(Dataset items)
============
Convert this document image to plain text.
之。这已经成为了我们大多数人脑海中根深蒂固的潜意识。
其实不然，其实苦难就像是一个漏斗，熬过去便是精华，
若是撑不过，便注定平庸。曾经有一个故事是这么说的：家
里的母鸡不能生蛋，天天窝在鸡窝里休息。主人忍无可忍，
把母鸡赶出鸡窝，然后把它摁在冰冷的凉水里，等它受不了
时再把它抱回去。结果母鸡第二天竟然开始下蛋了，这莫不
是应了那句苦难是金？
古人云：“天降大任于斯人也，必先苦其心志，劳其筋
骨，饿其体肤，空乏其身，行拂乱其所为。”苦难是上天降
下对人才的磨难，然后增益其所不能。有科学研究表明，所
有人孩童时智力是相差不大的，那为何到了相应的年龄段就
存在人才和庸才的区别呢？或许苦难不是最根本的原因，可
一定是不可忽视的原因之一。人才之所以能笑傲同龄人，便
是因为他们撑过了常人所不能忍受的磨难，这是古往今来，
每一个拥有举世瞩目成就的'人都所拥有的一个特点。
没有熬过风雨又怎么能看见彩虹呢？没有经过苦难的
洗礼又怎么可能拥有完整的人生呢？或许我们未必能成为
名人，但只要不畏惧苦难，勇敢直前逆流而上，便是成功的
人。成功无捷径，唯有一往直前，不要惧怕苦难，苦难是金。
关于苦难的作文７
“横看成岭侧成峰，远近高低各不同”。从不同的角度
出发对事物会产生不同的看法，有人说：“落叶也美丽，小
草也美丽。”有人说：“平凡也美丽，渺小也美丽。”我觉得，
============
• **REQUIRED TASK**:
Every line of the material must be returned exactly as it appears.

• **WRITTEN RESPONSE**:
Convert this document image to plain text.
之。这已经成为了我们大多数人脑海中根深蒂固的潜意识。
其实不然，其实苦难就像是一个漏斗，熬过去便是精华，
若是撑不过，便注定平庸。曾经有一个故事是这么说的：家
里的母鸡不能生蛋，天天窝在鸡窝里休息。主人忍无可忍，
把母鸡赶出鸡窝，然后把它摁在冰冷的凉水里，等它受不了
时再把它抱回去。结果母鸡第二天竟然开始下蛋了，这莫不
是应了那句苦难是金？
古人云：“天降大任于斯人也，必先苦其心志，劳其筋
骨，饿其体肤，空乏其身，行拂乱其所为。”苦难是上天降
下对人才的磨难，然后增益其所不能。有科学研究表明，所
有人孩童时智力是相差不大的，那为何到了相应的年龄段就
存在人才和庸才的区别呢？或许苦难不是最根本的原因，可
一定是不可忽视的原因之一。人才之所以能笑傲同龄人，便
是因为他们撑过了常人所不能忍受的磨难，这是古往今来，
每一个拥有举世瞩目成就的'人都所拥有的一个特点。
没有熬过风雨又怎么能看见彩虹呢？没有经过苦难的
洗礼又怎么可能拥有完整的人生呢？或许我们未必能成为
名人，但只要不畏惧苦难，勇敢直前逆流而上，便是成功的
人。成功无捷径，唯有一往直前，不要惧怕苦难，苦难是金。
关于苦难的作文７
“横看成岭侧成峰，远近高低各不同”。从不同的角度
出发对事物会产生不同的看法，有人说：“落叶也美丽，小
草也美丽。”有人说：“平凡也美丽，渺小也美丽。”我觉得，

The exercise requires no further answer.